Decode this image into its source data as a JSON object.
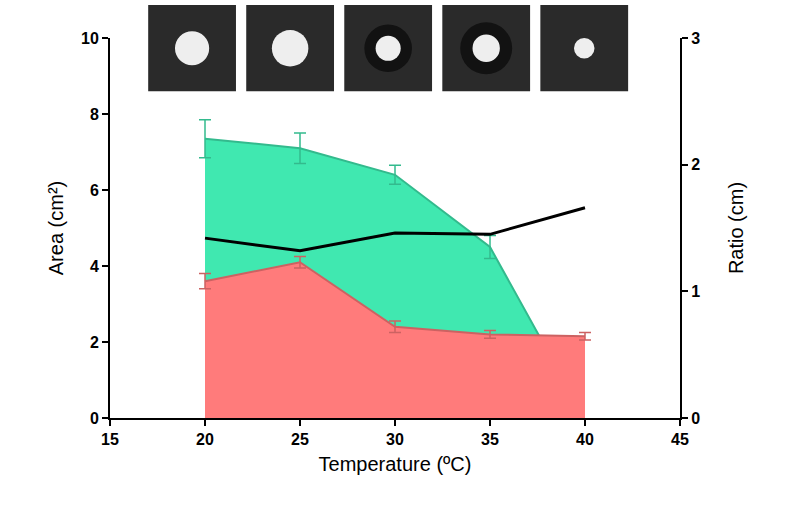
{
  "chart_data": {
    "type": "area",
    "x_label": "Temperature (ºC)",
    "y_label": "Area (cm²)",
    "y2_label": "Ratio (cm)",
    "xlim": [
      15,
      45
    ],
    "xticks": [
      15,
      20,
      25,
      30,
      35,
      40,
      45
    ],
    "ylim": [
      0,
      10
    ],
    "yticks": [
      0,
      2,
      4,
      6,
      8,
      10
    ],
    "y2lim": [
      0,
      3
    ],
    "y2ticks": [
      0,
      1,
      2,
      3
    ],
    "grid": false,
    "series": [
      {
        "type": "area",
        "color": "#40e8b0",
        "x": [
          20,
          25,
          30,
          35,
          37.6
        ],
        "values": [
          7.35,
          7.1,
          6.4,
          4.5,
          2.15
        ],
        "errors": [
          0.5,
          0.4,
          0.25,
          0.3,
          null
        ]
      },
      {
        "type": "area",
        "color": "#ff7b7b",
        "x": [
          20,
          25,
          30,
          35,
          40
        ],
        "values": [
          3.6,
          4.1,
          2.4,
          2.2,
          2.15
        ],
        "errors": [
          0.2,
          0.15,
          0.15,
          0.1,
          0.1
        ]
      },
      {
        "type": "line",
        "color": "#000000",
        "axis": "y2",
        "x": [
          20,
          25,
          30,
          35,
          40
        ],
        "values": [
          1.42,
          1.32,
          1.46,
          1.45,
          1.66
        ]
      }
    ]
  }
}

+++

Job: Repeat the material above in full and exactly, apart from the pictures.

Answer to the exercise:
Decode this image into its source data as a JSON object.
{
  "chart_data": {
    "type": "area",
    "x_label": "Temperature (ºC)",
    "y_label": "Area (cm²)",
    "y2_label": "Ratio (cm)",
    "xlim": [
      15,
      45
    ],
    "xticks": [
      15,
      20,
      25,
      30,
      35,
      40,
      45
    ],
    "ylim": [
      0,
      10
    ],
    "yticks": [
      0,
      2,
      4,
      6,
      8,
      10
    ],
    "y2lim": [
      0,
      3
    ],
    "y2ticks": [
      0,
      1,
      2,
      3
    ],
    "grid": false,
    "series": [
      {
        "type": "area",
        "color": "#40e8b0",
        "x": [
          20,
          25,
          30,
          35,
          37.6
        ],
        "values": [
          7.35,
          7.1,
          6.4,
          4.5,
          2.15
        ],
        "errors": [
          0.5,
          0.4,
          0.25,
          0.3,
          null
        ]
      },
      {
        "type": "area",
        "color": "#ff7b7b",
        "x": [
          20,
          25,
          30,
          35,
          40
        ],
        "values": [
          3.6,
          4.1,
          2.4,
          2.2,
          2.15
        ],
        "errors": [
          0.2,
          0.15,
          0.15,
          0.1,
          0.1
        ]
      },
      {
        "type": "line",
        "color": "#000000",
        "axis": "y2",
        "x": [
          20,
          25,
          30,
          35,
          40
        ],
        "values": [
          1.42,
          1.32,
          1.46,
          1.45,
          1.66
        ]
      }
    ]
  }
}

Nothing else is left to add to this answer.